**WORK REQUIRED**
Retype the records below word for word and omit any image.

─── TASK INPUT ───

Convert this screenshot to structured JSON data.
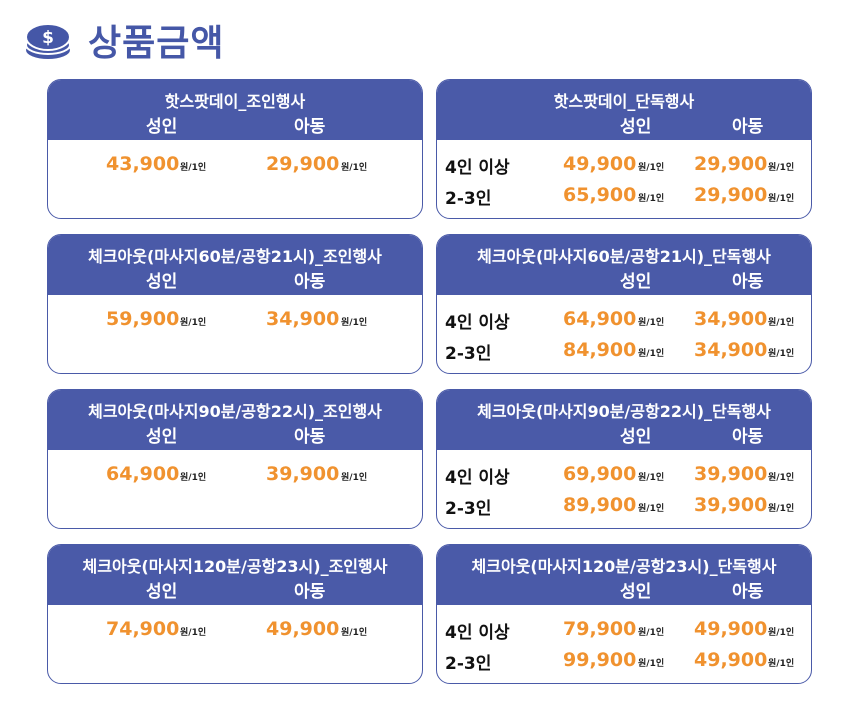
{
  "title": "상품금액",
  "col_adult": "성인",
  "col_child": "아동",
  "row_4plus": "4인 이상",
  "row_2to3": "2-3인",
  "unit": "원/1인",
  "colors": {
    "brand": "#4a5aa8",
    "price": "#f0922f"
  },
  "cards": [
    {
      "title": "핫스팟데이_조인행사",
      "type": "join",
      "adult": "43,900",
      "child": "29,900"
    },
    {
      "title": "핫스팟데이_단독행사",
      "type": "private",
      "rows": [
        {
          "adult": "49,900",
          "child": "29,900"
        },
        {
          "adult": "65,900",
          "child": "29,900"
        }
      ]
    },
    {
      "title": "체크아웃(마사지60분/공항21시)_조인행사",
      "type": "join",
      "adult": "59,900",
      "child": "34,900"
    },
    {
      "title": "체크아웃(마사지60분/공항21시)_단독행사",
      "type": "private",
      "rows": [
        {
          "adult": "64,900",
          "child": "34,900"
        },
        {
          "adult": "84,900",
          "child": "34,900"
        }
      ]
    },
    {
      "title": "체크아웃(마사지90분/공항22시)_조인행사",
      "type": "join",
      "adult": "64,900",
      "child": "39,900"
    },
    {
      "title": "체크아웃(마사지90분/공항22시)_단독행사",
      "type": "private",
      "rows": [
        {
          "adult": "69,900",
          "child": "39,900"
        },
        {
          "adult": "89,900",
          "child": "39,900"
        }
      ]
    },
    {
      "title": "체크아웃(마사지120분/공항23시)_조인행사",
      "type": "join",
      "adult": "74,900",
      "child": "49,900"
    },
    {
      "title": "체크아웃(마사지120분/공항23시)_단독행사",
      "type": "private",
      "rows": [
        {
          "adult": "79,900",
          "child": "49,900"
        },
        {
          "adult": "99,900",
          "child": "49,900"
        }
      ]
    }
  ]
}
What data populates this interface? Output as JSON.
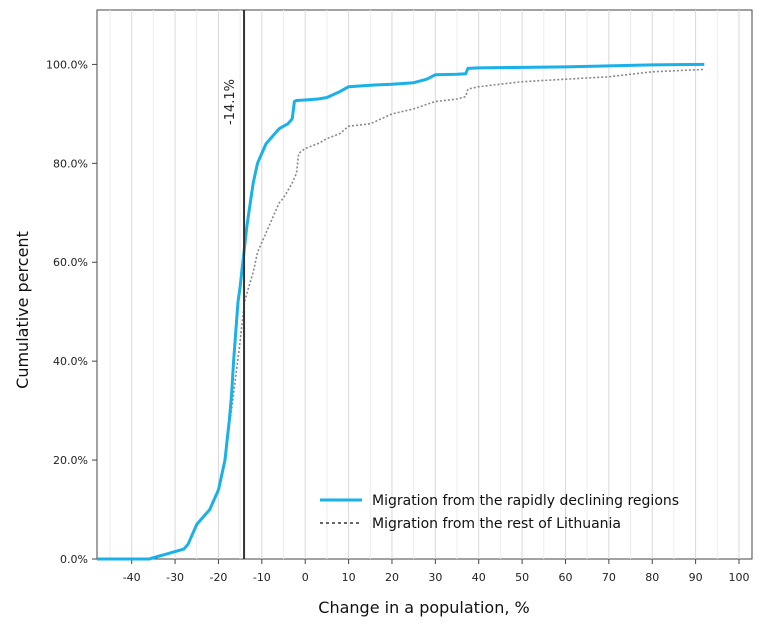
{
  "chart_data": {
    "type": "line",
    "title": "",
    "xlabel": "Change in a population, %",
    "ylabel": "Cumulative percent",
    "xlim": [
      -48,
      103
    ],
    "ylim": [
      0,
      111
    ],
    "x_ticks": [
      -40,
      -30,
      -20,
      -10,
      0,
      10,
      20,
      30,
      40,
      50,
      60,
      70,
      80,
      90,
      100
    ],
    "y_ticks": [
      0,
      20,
      40,
      60,
      80,
      100
    ],
    "x_tick_labels": [
      "-40",
      "-30",
      "-20",
      "-10",
      "0",
      "10",
      "20",
      "30",
      "40",
      "50",
      "60",
      "70",
      "80",
      "90",
      "100"
    ],
    "y_tick_labels": [
      "0.0%",
      "20.0%",
      "40.0%",
      "60.0%",
      "80.0%",
      "100.0%"
    ],
    "grid": "vertical",
    "legend_position": "bottom-right",
    "reference_line": {
      "x": -14.1,
      "label": "-14.1%"
    },
    "series": [
      {
        "name": "Migration from the rapidly declining regions",
        "color": "#1ab0e8",
        "style": "solid",
        "x": [
          -48,
          -36,
          -34,
          -32,
          -30,
          -28,
          -27,
          -26,
          -25,
          -24,
          -22,
          -21,
          -20,
          -19,
          -18.5,
          -18,
          -17.5,
          -17,
          -16.5,
          -16,
          -15.5,
          -15,
          -14.5,
          -14,
          -13.5,
          -13,
          -12.5,
          -12,
          -11,
          -10,
          -9,
          -8,
          -7,
          -6,
          -5,
          -4,
          -3,
          -2.5,
          -2,
          0,
          3,
          5,
          8,
          10,
          15,
          20,
          25,
          28,
          30,
          35,
          37,
          37.5,
          40,
          50,
          60,
          70,
          80,
          92
        ],
        "y": [
          0,
          0,
          0.5,
          1,
          1.5,
          2,
          3,
          5,
          7,
          8,
          10,
          12,
          14,
          18,
          20,
          24,
          28,
          33,
          40,
          46,
          52,
          55,
          59,
          63,
          67,
          70,
          73,
          76,
          80,
          82,
          84,
          85,
          86,
          87,
          87.5,
          88,
          89,
          92.5,
          92.7,
          92.8,
          93,
          93.3,
          94.5,
          95.5,
          95.8,
          96,
          96.3,
          97,
          97.9,
          98,
          98.1,
          99.2,
          99.3,
          99.4,
          99.5,
          99.7,
          99.9,
          100
        ]
      },
      {
        "name": "Migration from the rest of Lithuania",
        "color": "#888888",
        "style": "dotted",
        "x": [
          -48,
          -36,
          -34,
          -32,
          -30,
          -28,
          -27,
          -26,
          -25,
          -24,
          -22,
          -21,
          -20,
          -19,
          -18,
          -17,
          -16,
          -15,
          -14,
          -13,
          -12,
          -11,
          -10,
          -9,
          -8,
          -7,
          -6,
          -5,
          -4,
          -3,
          -2,
          -1.5,
          0,
          3,
          5,
          8,
          10,
          15,
          20,
          25,
          30,
          35,
          37,
          37.5,
          40,
          50,
          60,
          70,
          80,
          92
        ],
        "y": [
          0,
          0,
          0.5,
          1,
          1.5,
          2,
          3,
          5,
          7,
          8,
          10,
          12,
          14,
          18,
          24,
          30,
          37,
          44,
          52,
          55,
          58,
          62,
          64,
          66,
          68,
          70,
          72,
          73,
          74.5,
          76,
          78,
          82,
          83,
          84,
          85,
          86,
          87.5,
          88,
          90,
          91,
          92.5,
          93,
          93.5,
          95,
          95.5,
          96.5,
          97,
          97.5,
          98.5,
          99
        ]
      }
    ]
  }
}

───

**RESULT BELOW**
Convert this screenshot to structured JSON data.
{
  "title": "상품금액",
  "col_adult": "성인",
  "col_child": "아동",
  "row_4plus": "4인 이상",
  "row_2to3": "2-3인",
  "unit": "원/1인",
  "colors": {
    "brand": "#4a5aa8",
    "price": "#f0922f"
  },
  "cards": [
    {
      "title": "핫스팟데이_조인행사",
      "type": "join",
      "adult": "43,900",
      "child": "29,900"
    },
    {
      "title": "핫스팟데이_단독행사",
      "type": "private",
      "rows": [
        {
          "adult": "49,900",
          "child": "29,900"
        },
        {
          "adult": "65,900",
          "child": "29,900"
        }
      ]
    },
    {
      "title": "체크아웃(마사지60분/공항21시)_조인행사",
      "type": "join",
      "adult": "59,900",
      "child": "34,900"
    },
    {
      "title": "체크아웃(마사지60분/공항21시)_단독행사",
      "type": "private",
      "rows": [
        {
          "adult": "64,900",
          "child": "34,900"
        },
        {
          "adult": "84,900",
          "child": "34,900"
        }
      ]
    },
    {
      "title": "체크아웃(마사지90분/공항22시)_조인행사",
      "type": "join",
      "adult": "64,900",
      "child": "39,900"
    },
    {
      "title": "체크아웃(마사지90분/공항22시)_단독행사",
      "type": "private",
      "rows": [
        {
          "adult": "69,900",
          "child": "39,900"
        },
        {
          "adult": "89,900",
          "child": "39,900"
        }
      ]
    },
    {
      "title": "체크아웃(마사지120분/공항23시)_조인행사",
      "type": "join",
      "adult": "74,900",
      "child": "49,900"
    },
    {
      "title": "체크아웃(마사지120분/공항23시)_단독행사",
      "type": "private",
      "rows": [
        {
          "adult": "79,900",
          "child": "49,900"
        },
        {
          "adult": "99,900",
          "child": "49,900"
        }
      ]
    }
  ]
}
What data populates this interface? Output as JSON.
{
  "chart_data": {
    "type": "line",
    "title": "",
    "xlabel": "Change in a population, %",
    "ylabel": "Cumulative percent",
    "xlim": [
      -48,
      103
    ],
    "ylim": [
      0,
      111
    ],
    "x_ticks": [
      -40,
      -30,
      -20,
      -10,
      0,
      10,
      20,
      30,
      40,
      50,
      60,
      70,
      80,
      90,
      100
    ],
    "y_ticks": [
      0,
      20,
      40,
      60,
      80,
      100
    ],
    "x_tick_labels": [
      "-40",
      "-30",
      "-20",
      "-10",
      "0",
      "10",
      "20",
      "30",
      "40",
      "50",
      "60",
      "70",
      "80",
      "90",
      "100"
    ],
    "y_tick_labels": [
      "0.0%",
      "20.0%",
      "40.0%",
      "60.0%",
      "80.0%",
      "100.0%"
    ],
    "grid": "vertical",
    "legend_position": "bottom-right",
    "reference_line": {
      "x": -14.1,
      "label": "-14.1%"
    },
    "series": [
      {
        "name": "Migration from the rapidly declining regions",
        "color": "#1ab0e8",
        "style": "solid",
        "x": [
          -48,
          -36,
          -34,
          -32,
          -30,
          -28,
          -27,
          -26,
          -25,
          -24,
          -22,
          -21,
          -20,
          -19,
          -18.5,
          -18,
          -17.5,
          -17,
          -16.5,
          -16,
          -15.5,
          -15,
          -14.5,
          -14,
          -13.5,
          -13,
          -12.5,
          -12,
          -11,
          -10,
          -9,
          -8,
          -7,
          -6,
          -5,
          -4,
          -3,
          -2.5,
          -2,
          0,
          3,
          5,
          8,
          10,
          15,
          20,
          25,
          28,
          30,
          35,
          37,
          37.5,
          40,
          50,
          60,
          70,
          80,
          92
        ],
        "y": [
          0,
          0,
          0.5,
          1,
          1.5,
          2,
          3,
          5,
          7,
          8,
          10,
          12,
          14,
          18,
          20,
          24,
          28,
          33,
          40,
          46,
          52,
          55,
          59,
          63,
          67,
          70,
          73,
          76,
          80,
          82,
          84,
          85,
          86,
          87,
          87.5,
          88,
          89,
          92.5,
          92.7,
          92.8,
          93,
          93.3,
          94.5,
          95.5,
          95.8,
          96,
          96.3,
          97,
          97.9,
          98,
          98.1,
          99.2,
          99.3,
          99.4,
          99.5,
          99.7,
          99.9,
          100
        ]
      },
      {
        "name": "Migration from the rest of Lithuania",
        "color": "#888888",
        "style": "dotted",
        "x": [
          -48,
          -36,
          -34,
          -32,
          -30,
          -28,
          -27,
          -26,
          -25,
          -24,
          -22,
          -21,
          -20,
          -19,
          -18,
          -17,
          -16,
          -15,
          -14,
          -13,
          -12,
          -11,
          -10,
          -9,
          -8,
          -7,
          -6,
          -5,
          -4,
          -3,
          -2,
          -1.5,
          0,
          3,
          5,
          8,
          10,
          15,
          20,
          25,
          30,
          35,
          37,
          37.5,
          40,
          50,
          60,
          70,
          80,
          92
        ],
        "y": [
          0,
          0,
          0.5,
          1,
          1.5,
          2,
          3,
          5,
          7,
          8,
          10,
          12,
          14,
          18,
          24,
          30,
          37,
          44,
          52,
          55,
          58,
          62,
          64,
          66,
          68,
          70,
          72,
          73,
          74.5,
          76,
          78,
          82,
          83,
          84,
          85,
          86,
          87.5,
          88,
          90,
          91,
          92.5,
          93,
          93.5,
          95,
          95.5,
          96.5,
          97,
          97.5,
          98.5,
          99
        ]
      }
    ]
  }
}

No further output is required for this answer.